— Instructions to follow —
Find each line in the following listing that has the string "grid", then state the count and nothing else.

** Begin Dataset entries **

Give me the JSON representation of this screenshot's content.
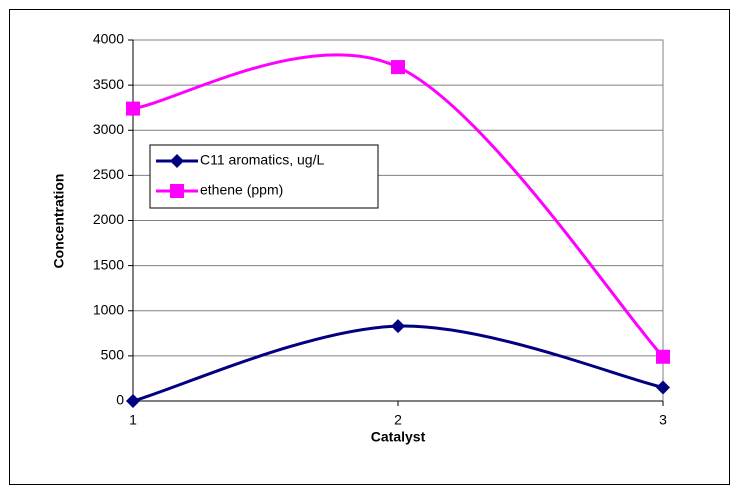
{
  "chart_data": {
    "type": "line",
    "x": [
      1,
      2,
      3
    ],
    "series": [
      {
        "name": "C11 aromatics, ug/L",
        "color": "#000080",
        "marker": "diamond",
        "values": [
          0,
          830,
          150
        ]
      },
      {
        "name": "ethene (ppm)",
        "color": "#ff00ff",
        "marker": "square",
        "values": [
          3240,
          3700,
          490
        ]
      }
    ],
    "xlabel": "Catalyst",
    "ylabel": "Concentration",
    "xlim": [
      1,
      3
    ],
    "xticks": [
      1,
      2,
      3
    ],
    "ylim": [
      0,
      4000
    ],
    "yticks": [
      0,
      500,
      1000,
      1500,
      2000,
      2500,
      3000,
      3500,
      4000
    ],
    "grid": true,
    "smooth": true,
    "legend": "left"
  }
}
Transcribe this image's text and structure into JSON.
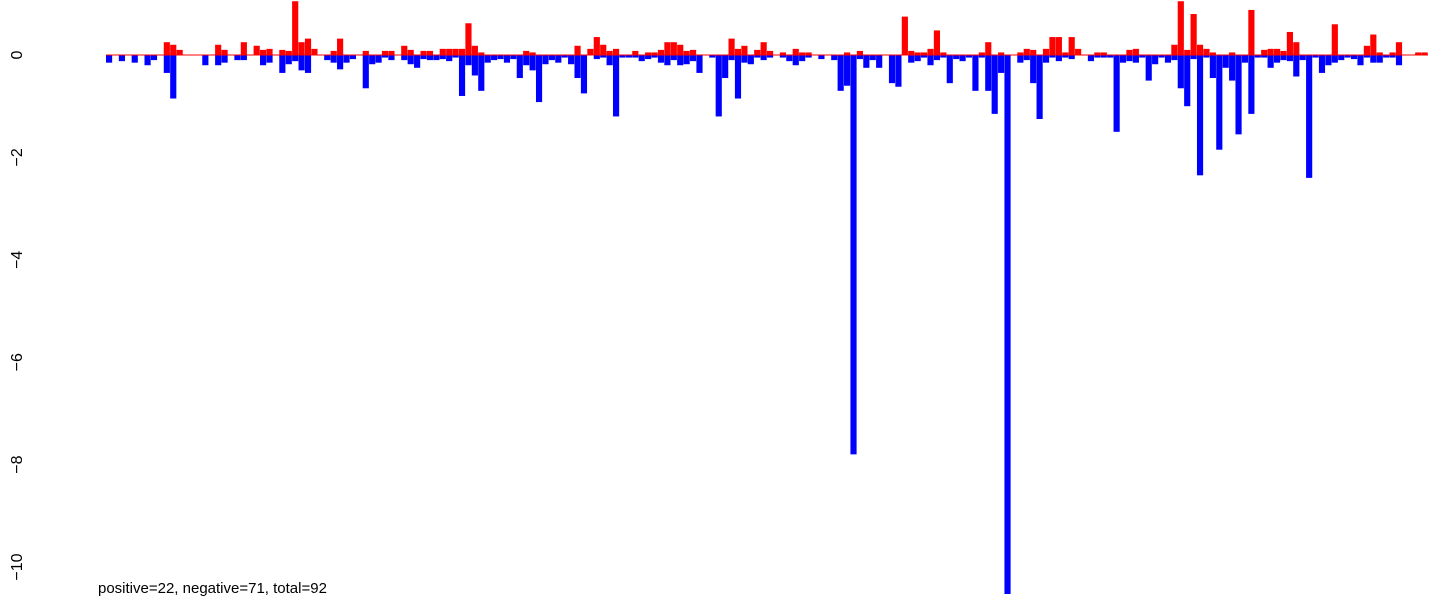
{
  "chart_data": {
    "type": "bar",
    "title": "",
    "xlabel": "",
    "ylabel": "",
    "ylim": [
      -10.7,
      1.05
    ],
    "yticks": [
      0,
      -2,
      -4,
      -6,
      -8,
      -10
    ],
    "ytick_labels": [
      "0",
      "−2",
      "−4",
      "−6",
      "−8",
      "−10"
    ],
    "bars_per_row": 2,
    "colors": {
      "positive": "#ff0000",
      "negative": "#0000ff",
      "baseline": "#ff0000"
    },
    "series": [
      {
        "name": "positive",
        "values": [
          0,
          0,
          0,
          0,
          0,
          0,
          0,
          0,
          0,
          0.25,
          0.2,
          0.1,
          0,
          0,
          0,
          0,
          0,
          0.2,
          0.1,
          0,
          0,
          0.25,
          0,
          0.18,
          0.1,
          0.12,
          0,
          0.1,
          0.08,
          1.05,
          0.25,
          0.32,
          0.12,
          0,
          0,
          0.08,
          0.32,
          0,
          0,
          0,
          0.08,
          0,
          0,
          0.08,
          0.08,
          0,
          0.18,
          0.1,
          0,
          0.08,
          0.08,
          0,
          0.12,
          0.12,
          0.12,
          0.12,
          0.62,
          0.18,
          0.05,
          0,
          0,
          0,
          0,
          0,
          0,
          0.08,
          0.05,
          0,
          0,
          0,
          0,
          0,
          0,
          0.18,
          0,
          0.12,
          0.35,
          0.2,
          0.08,
          0.12,
          0,
          0,
          0.08,
          0,
          0.05,
          0.05,
          0.1,
          0.25,
          0.25,
          0.2,
          0.08,
          0.1,
          0,
          0,
          0,
          0,
          0,
          0.32,
          0.12,
          0.18,
          0,
          0.1,
          0.25,
          0.08,
          0,
          0.05,
          0,
          0.12,
          0.05,
          0.05,
          0,
          0,
          0,
          0,
          0,
          0.05,
          0,
          0.08,
          0,
          0,
          0,
          0,
          0,
          0,
          0.75,
          0.08,
          0.05,
          0.05,
          0.12,
          0.48,
          0.05,
          0,
          0,
          0,
          0,
          0,
          0.05,
          0.25,
          0,
          0.05,
          0,
          0,
          0.05,
          0.12,
          0.1,
          0,
          0.12,
          0.35,
          0.35,
          0.05,
          0.35,
          0.12,
          0,
          0,
          0.05,
          0.05,
          0,
          0,
          0,
          0.1,
          0.12,
          0,
          0,
          0,
          0,
          0,
          0.2,
          1.05,
          0.1,
          0.8,
          0.2,
          0.12,
          0.05,
          0,
          0,
          0.05,
          0,
          0,
          0.88,
          0,
          0.1,
          0.12,
          0.12,
          0.08,
          0.45,
          0.25,
          0,
          0,
          0,
          0,
          0,
          0.6,
          0,
          0,
          0,
          0,
          0.18,
          0.4,
          0.05,
          0,
          0.05,
          0.25,
          0,
          0,
          0.05,
          0.05
        ]
      },
      {
        "name": "negative",
        "values": [
          -0.15,
          0,
          -0.12,
          0,
          -0.15,
          0,
          -0.2,
          -0.1,
          0,
          -0.35,
          -0.85,
          0,
          0,
          0,
          0,
          -0.2,
          0,
          -0.2,
          -0.15,
          0,
          -0.1,
          -0.1,
          0,
          0,
          -0.2,
          -0.15,
          0,
          -0.35,
          -0.18,
          -0.12,
          -0.3,
          -0.35,
          0,
          0,
          -0.1,
          -0.15,
          -0.28,
          -0.15,
          -0.08,
          0,
          -0.65,
          -0.18,
          -0.15,
          -0.05,
          -0.1,
          0,
          -0.1,
          -0.18,
          -0.25,
          -0.08,
          -0.1,
          -0.1,
          -0.08,
          -0.12,
          -0.05,
          -0.8,
          -0.2,
          -0.4,
          -0.7,
          -0.15,
          -0.1,
          -0.08,
          -0.15,
          -0.08,
          -0.45,
          -0.2,
          -0.3,
          -0.92,
          -0.18,
          -0.1,
          -0.15,
          -0.05,
          -0.18,
          -0.45,
          -0.75,
          0,
          -0.08,
          -0.05,
          -0.2,
          -1.2,
          -0.05,
          -0.05,
          -0.05,
          -0.12,
          -0.08,
          -0.05,
          -0.15,
          -0.2,
          -0.1,
          -0.2,
          -0.18,
          -0.12,
          -0.35,
          0,
          -0.05,
          -1.2,
          -0.45,
          -0.1,
          -0.85,
          -0.15,
          -0.18,
          -0.05,
          -0.1,
          -0.05,
          0,
          -0.05,
          -0.12,
          -0.2,
          -0.12,
          -0.05,
          0,
          -0.08,
          0,
          -0.1,
          -0.7,
          -0.6,
          -7.8,
          -0.08,
          -0.25,
          -0.1,
          -0.25,
          0,
          -0.55,
          -0.62,
          0,
          -0.15,
          -0.12,
          -0.05,
          -0.2,
          -0.1,
          -0.05,
          -0.55,
          -0.08,
          -0.12,
          -0.05,
          -0.7,
          -0.05,
          -0.7,
          -1.15,
          -0.35,
          -10.7,
          0,
          -0.15,
          -0.1,
          -0.55,
          -1.25,
          -0.15,
          -0.05,
          -0.12,
          -0.05,
          -0.08,
          0,
          0,
          -0.12,
          -0.05,
          -0.05,
          -0.05,
          -1.5,
          -0.15,
          -0.12,
          -0.15,
          -0.05,
          -0.5,
          -0.18,
          -0.05,
          -0.15,
          -0.1,
          -0.65,
          -1.0,
          -0.08,
          -2.35,
          -0.05,
          -0.45,
          -1.85,
          -0.25,
          -0.5,
          -1.55,
          -0.15,
          -1.15,
          -0.05,
          -0.05,
          -0.25,
          -0.15,
          -0.1,
          -0.12,
          -0.42,
          -0.1,
          -2.4,
          -0.05,
          -0.35,
          -0.2,
          -0.15,
          -0.1,
          -0.05,
          -0.08,
          -0.2,
          -0.05,
          -0.15,
          -0.15,
          -0.05,
          -0.05,
          -0.2
        ]
      }
    ],
    "annotation": "positive=22, negative=71, total=92"
  }
}
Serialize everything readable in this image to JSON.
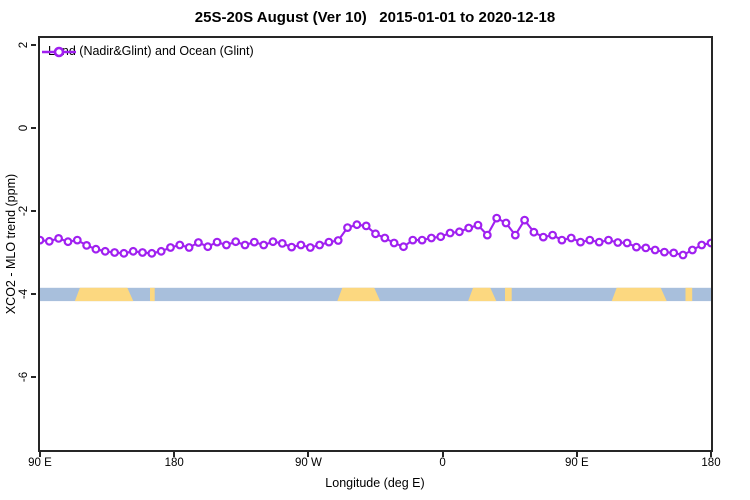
{
  "chart_data": {
    "type": "line",
    "title": "25S-20S August (Ver 10)   2015-01-01 to 2020-12-18",
    "xlabel": "Longitude (deg E)",
    "ylabel": "XCO2 - MLO trend (ppm)",
    "x_tick_labels": [
      "90 E",
      "180",
      "90 W",
      "0",
      "90 E",
      "180"
    ],
    "y_tick_values": [
      2,
      0,
      -2,
      -4,
      -6
    ],
    "y_tick_labels": [
      "2",
      "0",
      "-2",
      "-4",
      "-6"
    ],
    "ylim": [
      -7.8,
      2.2
    ],
    "x_span_deg": 450,
    "grid": "off",
    "legend_position": "top-left",
    "series": [
      {
        "name": "Land (Nadir&Glint) and Ocean (Glint)",
        "color": "#A020F0",
        "marker": "open-circle",
        "values": [
          -2.7,
          -2.73,
          -2.66,
          -2.74,
          -2.7,
          -2.83,
          -2.92,
          -2.97,
          -3.0,
          -3.02,
          -2.97,
          -3.0,
          -3.02,
          -2.97,
          -2.88,
          -2.82,
          -2.88,
          -2.76,
          -2.86,
          -2.75,
          -2.82,
          -2.74,
          -2.82,
          -2.75,
          -2.82,
          -2.74,
          -2.78,
          -2.87,
          -2.82,
          -2.88,
          -2.82,
          -2.75,
          -2.71,
          -2.4,
          -2.33,
          -2.36,
          -2.55,
          -2.65,
          -2.77,
          -2.86,
          -2.7,
          -2.7,
          -2.65,
          -2.62,
          -2.53,
          -2.5,
          -2.41,
          -2.34,
          -2.58,
          -2.17,
          -2.29,
          -2.58,
          -2.22,
          -2.51,
          -2.63,
          -2.58,
          -2.7,
          -2.65,
          -2.75,
          -2.7,
          -2.75,
          -2.7,
          -2.76,
          -2.77,
          -2.87,
          -2.89,
          -2.94,
          -2.99,
          -3.01,
          -3.06,
          -2.94,
          -2.82,
          -2.77
        ]
      }
    ],
    "map_strip": {
      "ocean_color": "#A8BFDC",
      "land_color": "#FCD880",
      "value_top": -3.85,
      "value_bottom": -4.17,
      "land_segments_frac": [
        [
          0.052,
          0.139
        ],
        [
          0.164,
          0.171
        ],
        [
          0.443,
          0.507
        ],
        [
          0.638,
          0.68
        ],
        [
          0.693,
          0.703
        ],
        [
          0.852,
          0.934
        ],
        [
          0.962,
          0.972
        ]
      ]
    },
    "colors": {
      "axis": "#262626",
      "background": "#ffffff"
    }
  }
}
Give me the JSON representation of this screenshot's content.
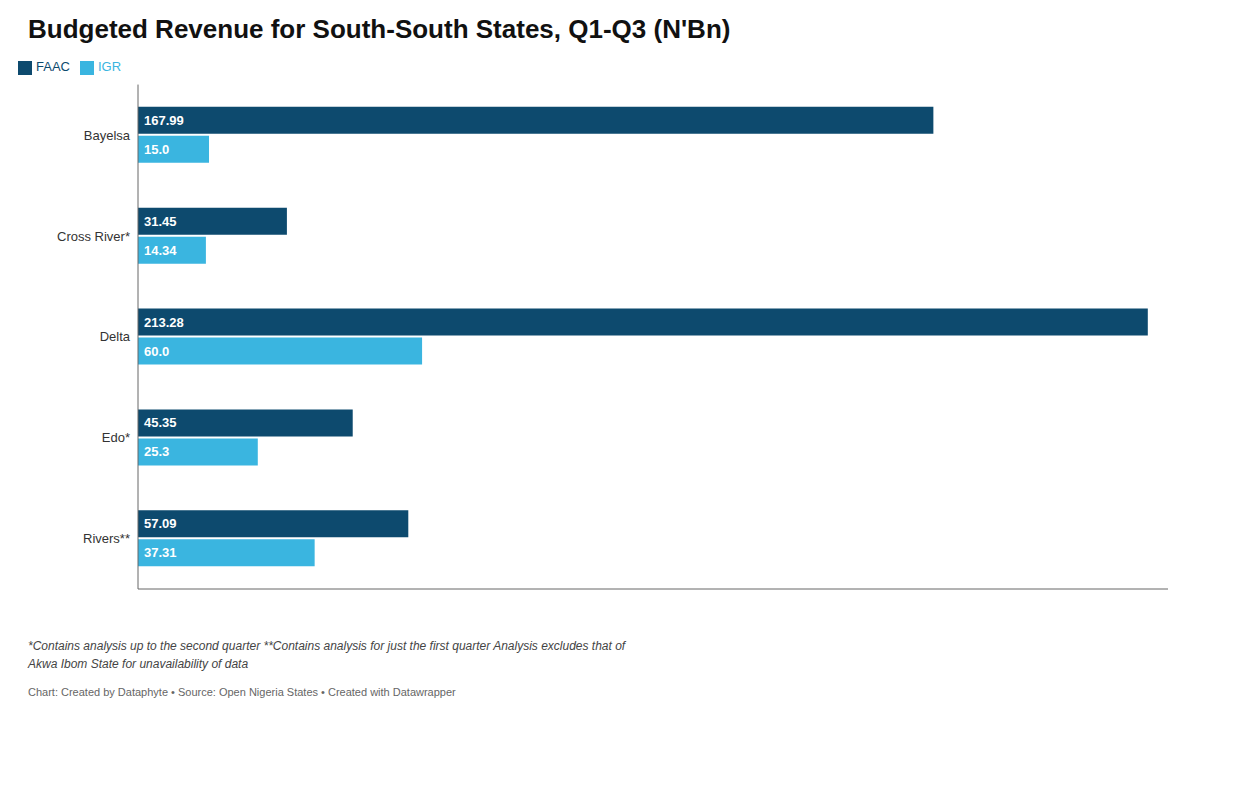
{
  "chart_data": {
    "type": "bar",
    "orientation": "horizontal",
    "title": "Budgeted Revenue for South-South States, Q1-Q3 (N'Bn)",
    "categories": [
      "Bayelsa",
      "Cross River*",
      "Delta",
      "Edo*",
      "Rivers**"
    ],
    "series": [
      {
        "name": "FAAC",
        "color": "#0d4a6e",
        "values": [
          167.99,
          31.45,
          213.28,
          45.35,
          57.09
        ]
      },
      {
        "name": "IGR",
        "color": "#3ab5e0",
        "values": [
          15.0,
          14.34,
          60.0,
          25.3,
          37.31
        ],
        "value_labels": [
          "15.0",
          "14.34",
          "60.0",
          "25.3",
          "37.31"
        ]
      }
    ],
    "xlim": [
      0,
      217.5456
    ],
    "data_labels": true,
    "tick_labels": "y",
    "grid": false,
    "legend": "upper left",
    "annotations": [
      "*Contains analysis up to the second quarter **Contains analysis for just the first quarter Analysis excludes that of",
      "Akwa Ibom State for unavailability of data",
      "Chart: Created by Dataphyte • Source: Open Nigeria States • Created with Datawrapper"
    ]
  }
}
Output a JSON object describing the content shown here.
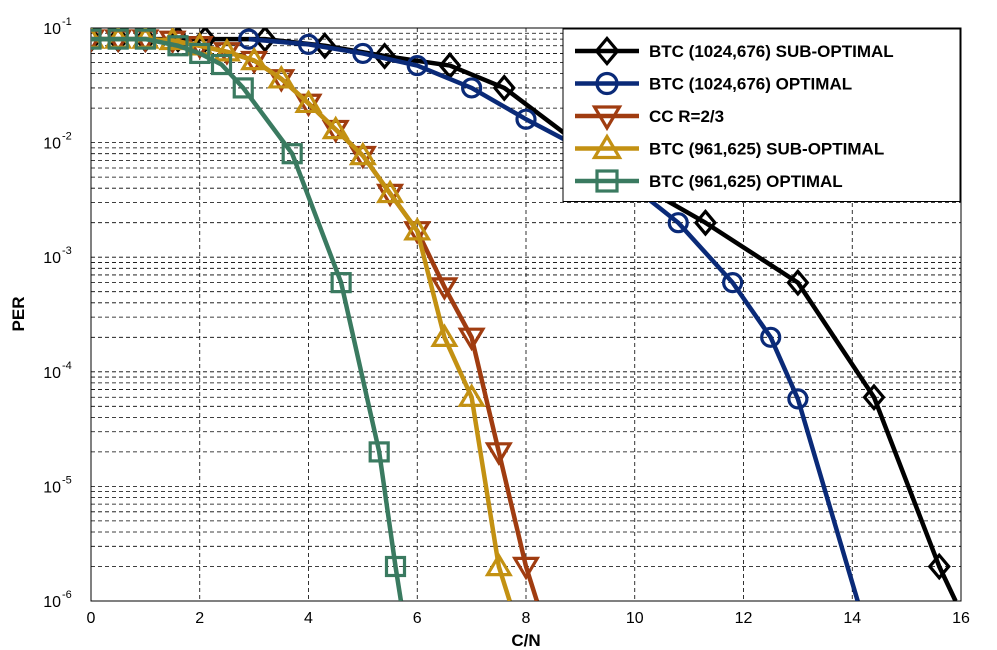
{
  "chart_data": {
    "type": "line",
    "title": "",
    "xlabel": "C/N",
    "ylabel": "PER",
    "xlim": [
      0,
      16
    ],
    "ylim": [
      1e-06,
      0.1
    ],
    "yscale": "log",
    "grid": true,
    "legend_position": "top-right",
    "x_ticks": [
      "0",
      "2",
      "4",
      "6",
      "8",
      "10",
      "12",
      "14",
      "16"
    ],
    "y_ticks": [
      {
        "base": "10",
        "exp": "-1"
      },
      {
        "base": "10",
        "exp": "-2"
      },
      {
        "base": "10",
        "exp": "-3"
      },
      {
        "base": "10",
        "exp": "-4"
      },
      {
        "base": "10",
        "exp": "-5"
      },
      {
        "base": "10",
        "exp": "-6"
      }
    ],
    "series": [
      {
        "name": "BTC (1024,676) SUB-OPTIMAL",
        "color": "#000000",
        "marker": "diamond",
        "x": [
          0,
          0.5,
          1.0,
          1.6,
          2.1,
          3.2,
          4.3,
          5.4,
          6.6,
          7.6,
          9.0,
          10.0,
          11.3,
          13.0,
          14.4,
          15.6,
          15.9
        ],
        "y": [
          0.08,
          0.08,
          0.08,
          0.08,
          0.08,
          0.08,
          0.07,
          0.057,
          0.047,
          0.03,
          0.0095,
          0.0045,
          0.002,
          0.0006,
          6e-05,
          2e-06,
          1e-06
        ]
      },
      {
        "name": "BTC (1024,676) OPTIMAL",
        "color": "#0a2a78",
        "marker": "circle",
        "x": [
          2.9,
          4.0,
          5.0,
          6.0,
          7.0,
          8.0,
          9.0,
          10.0,
          10.8,
          11.8,
          12.5,
          13.0,
          14.1
        ],
        "y": [
          0.08,
          0.072,
          0.06,
          0.047,
          0.03,
          0.016,
          0.009,
          0.004,
          0.002,
          0.0006,
          0.0002,
          5.8e-05,
          1e-06
        ]
      },
      {
        "name": "CC R=2/3",
        "color": "#a03c10",
        "marker": "triangle-down",
        "x": [
          0,
          0.5,
          1.0,
          1.5,
          2.0,
          2.5,
          3.0,
          3.5,
          4.0,
          4.5,
          5.0,
          5.5,
          6.0,
          6.5,
          7.0,
          7.5,
          8.0,
          8.2
        ],
        "y": [
          0.08,
          0.08,
          0.08,
          0.078,
          0.07,
          0.062,
          0.052,
          0.036,
          0.022,
          0.013,
          0.0077,
          0.0036,
          0.0017,
          0.00055,
          0.0002,
          2e-05,
          2e-06,
          1e-06
        ]
      },
      {
        "name": "BTC (961,625) SUB-OPTIMAL",
        "color": "#c39112",
        "marker": "triangle-up",
        "x": [
          0,
          0.5,
          1.0,
          1.5,
          2.0,
          2.5,
          3.0,
          3.5,
          4.0,
          4.5,
          5.0,
          5.5,
          6.0,
          6.5,
          7.0,
          7.5,
          7.7
        ],
        "y": [
          0.08,
          0.08,
          0.08,
          0.078,
          0.07,
          0.062,
          0.052,
          0.036,
          0.022,
          0.013,
          0.0077,
          0.0036,
          0.0017,
          0.0002,
          6e-05,
          2e-06,
          1e-06
        ]
      },
      {
        "name": "BTC (961,625) OPTIMAL",
        "color": "#3a7a60",
        "marker": "square",
        "x": [
          0,
          0.5,
          1.0,
          1.6,
          2.0,
          2.4,
          2.8,
          3.7,
          4.6,
          5.3,
          5.6,
          5.7
        ],
        "y": [
          0.08,
          0.08,
          0.08,
          0.07,
          0.06,
          0.048,
          0.03,
          0.008,
          0.0006,
          2e-05,
          2e-06,
          1e-06
        ]
      }
    ]
  }
}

** End Dataset entries **

— Right answer —
4